» Rows
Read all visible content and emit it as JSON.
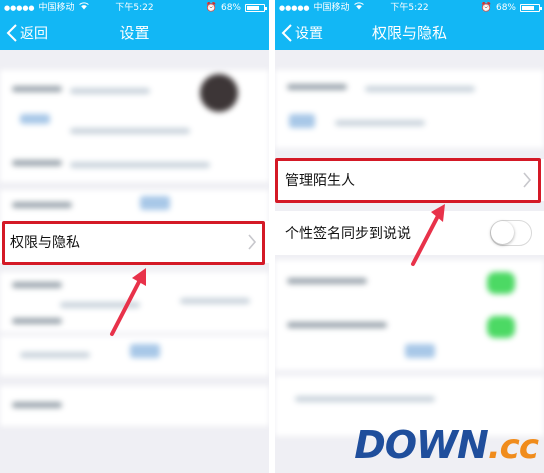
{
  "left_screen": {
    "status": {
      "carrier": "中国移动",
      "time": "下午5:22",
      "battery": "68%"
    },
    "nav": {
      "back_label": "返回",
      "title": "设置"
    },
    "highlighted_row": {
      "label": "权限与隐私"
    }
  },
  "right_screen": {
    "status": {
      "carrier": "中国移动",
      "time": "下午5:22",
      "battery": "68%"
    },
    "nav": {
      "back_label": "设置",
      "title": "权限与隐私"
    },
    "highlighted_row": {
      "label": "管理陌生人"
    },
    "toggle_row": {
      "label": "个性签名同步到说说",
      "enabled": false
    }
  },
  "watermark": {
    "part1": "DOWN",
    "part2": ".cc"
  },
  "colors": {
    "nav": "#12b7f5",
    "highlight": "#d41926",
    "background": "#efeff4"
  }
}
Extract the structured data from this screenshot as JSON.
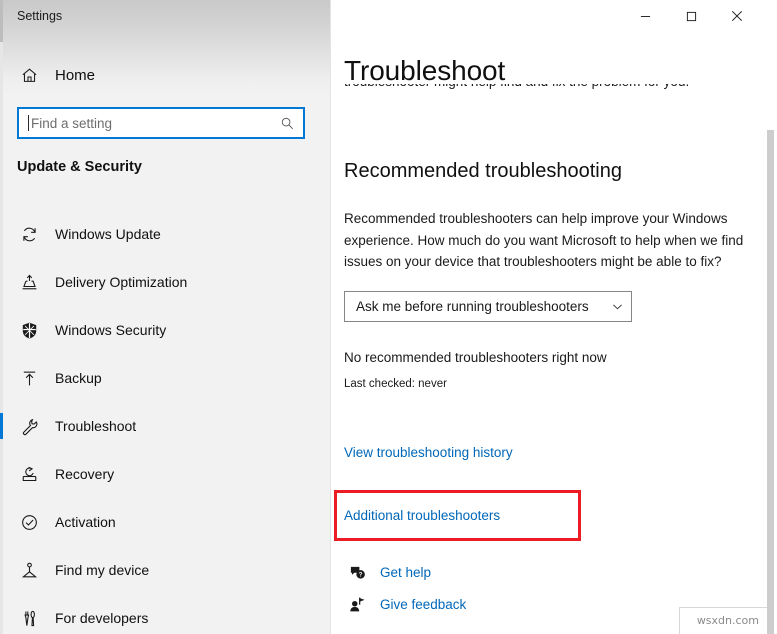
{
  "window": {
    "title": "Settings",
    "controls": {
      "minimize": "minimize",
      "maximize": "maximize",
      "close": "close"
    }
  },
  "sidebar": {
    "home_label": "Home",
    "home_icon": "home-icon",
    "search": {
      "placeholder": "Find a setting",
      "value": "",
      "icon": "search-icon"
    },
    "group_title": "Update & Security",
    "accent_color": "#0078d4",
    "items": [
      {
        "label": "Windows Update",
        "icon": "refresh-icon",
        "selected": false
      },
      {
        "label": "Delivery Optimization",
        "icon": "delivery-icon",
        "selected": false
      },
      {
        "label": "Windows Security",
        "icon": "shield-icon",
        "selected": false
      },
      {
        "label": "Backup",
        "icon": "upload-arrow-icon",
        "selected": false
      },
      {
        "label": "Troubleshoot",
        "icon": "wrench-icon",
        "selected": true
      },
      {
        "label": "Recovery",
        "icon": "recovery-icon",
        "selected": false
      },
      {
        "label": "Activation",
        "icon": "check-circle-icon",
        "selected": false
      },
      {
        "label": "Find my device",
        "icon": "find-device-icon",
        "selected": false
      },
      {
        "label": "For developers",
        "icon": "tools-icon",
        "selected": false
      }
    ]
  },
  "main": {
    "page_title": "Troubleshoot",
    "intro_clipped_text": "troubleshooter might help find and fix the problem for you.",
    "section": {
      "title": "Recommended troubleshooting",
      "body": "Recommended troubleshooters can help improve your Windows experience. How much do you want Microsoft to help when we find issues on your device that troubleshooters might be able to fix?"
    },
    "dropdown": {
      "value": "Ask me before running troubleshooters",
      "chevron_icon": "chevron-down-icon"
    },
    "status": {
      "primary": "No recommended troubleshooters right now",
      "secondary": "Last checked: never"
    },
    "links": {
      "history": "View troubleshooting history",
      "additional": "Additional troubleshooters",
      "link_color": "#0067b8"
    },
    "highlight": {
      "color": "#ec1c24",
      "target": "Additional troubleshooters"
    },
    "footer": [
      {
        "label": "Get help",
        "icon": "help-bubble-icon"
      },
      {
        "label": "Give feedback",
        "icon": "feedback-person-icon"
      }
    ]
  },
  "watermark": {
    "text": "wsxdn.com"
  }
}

» Task description
Each record above should come back exactly the same, only without its pictures.

» Solved problem
Read all visible content and emit it as JSON.
{
  "left_screen": {
    "status": {
      "carrier": "中国移动",
      "time": "下午5:22",
      "battery": "68%"
    },
    "nav": {
      "back_label": "返回",
      "title": "设置"
    },
    "highlighted_row": {
      "label": "权限与隐私"
    }
  },
  "right_screen": {
    "status": {
      "carrier": "中国移动",
      "time": "下午5:22",
      "battery": "68%"
    },
    "nav": {
      "back_label": "设置",
      "title": "权限与隐私"
    },
    "highlighted_row": {
      "label": "管理陌生人"
    },
    "toggle_row": {
      "label": "个性签名同步到说说",
      "enabled": false
    }
  },
  "watermark": {
    "part1": "DOWN",
    "part2": ".cc"
  },
  "colors": {
    "nav": "#12b7f5",
    "highlight": "#d41926",
    "background": "#efeff4"
  }
}
Extract the structured data from this screenshot as JSON.
{
  "window": {
    "title": "Settings",
    "controls": {
      "minimize": "minimize",
      "maximize": "maximize",
      "close": "close"
    }
  },
  "sidebar": {
    "home_label": "Home",
    "home_icon": "home-icon",
    "search": {
      "placeholder": "Find a setting",
      "value": "",
      "icon": "search-icon"
    },
    "group_title": "Update & Security",
    "accent_color": "#0078d4",
    "items": [
      {
        "label": "Windows Update",
        "icon": "refresh-icon",
        "selected": false
      },
      {
        "label": "Delivery Optimization",
        "icon": "delivery-icon",
        "selected": false
      },
      {
        "label": "Windows Security",
        "icon": "shield-icon",
        "selected": false
      },
      {
        "label": "Backup",
        "icon": "upload-arrow-icon",
        "selected": false
      },
      {
        "label": "Troubleshoot",
        "icon": "wrench-icon",
        "selected": true
      },
      {
        "label": "Recovery",
        "icon": "recovery-icon",
        "selected": false
      },
      {
        "label": "Activation",
        "icon": "check-circle-icon",
        "selected": false
      },
      {
        "label": "Find my device",
        "icon": "find-device-icon",
        "selected": false
      },
      {
        "label": "For developers",
        "icon": "tools-icon",
        "selected": false
      }
    ]
  },
  "main": {
    "page_title": "Troubleshoot",
    "intro_clipped_text": "troubleshooter might help find and fix the problem for you.",
    "section": {
      "title": "Recommended troubleshooting",
      "body": "Recommended troubleshooters can help improve your Windows experience. How much do you want Microsoft to help when we find issues on your device that troubleshooters might be able to fix?"
    },
    "dropdown": {
      "value": "Ask me before running troubleshooters",
      "chevron_icon": "chevron-down-icon"
    },
    "status": {
      "primary": "No recommended troubleshooters right now",
      "secondary": "Last checked: never"
    },
    "links": {
      "history": "View troubleshooting history",
      "additional": "Additional troubleshooters",
      "link_color": "#0067b8"
    },
    "highlight": {
      "color": "#ec1c24",
      "target": "Additional troubleshooters"
    },
    "footer": [
      {
        "label": "Get help",
        "icon": "help-bubble-icon"
      },
      {
        "label": "Give feedback",
        "icon": "feedback-person-icon"
      }
    ]
  },
  "watermark": {
    "text": "wsxdn.com"
  }
}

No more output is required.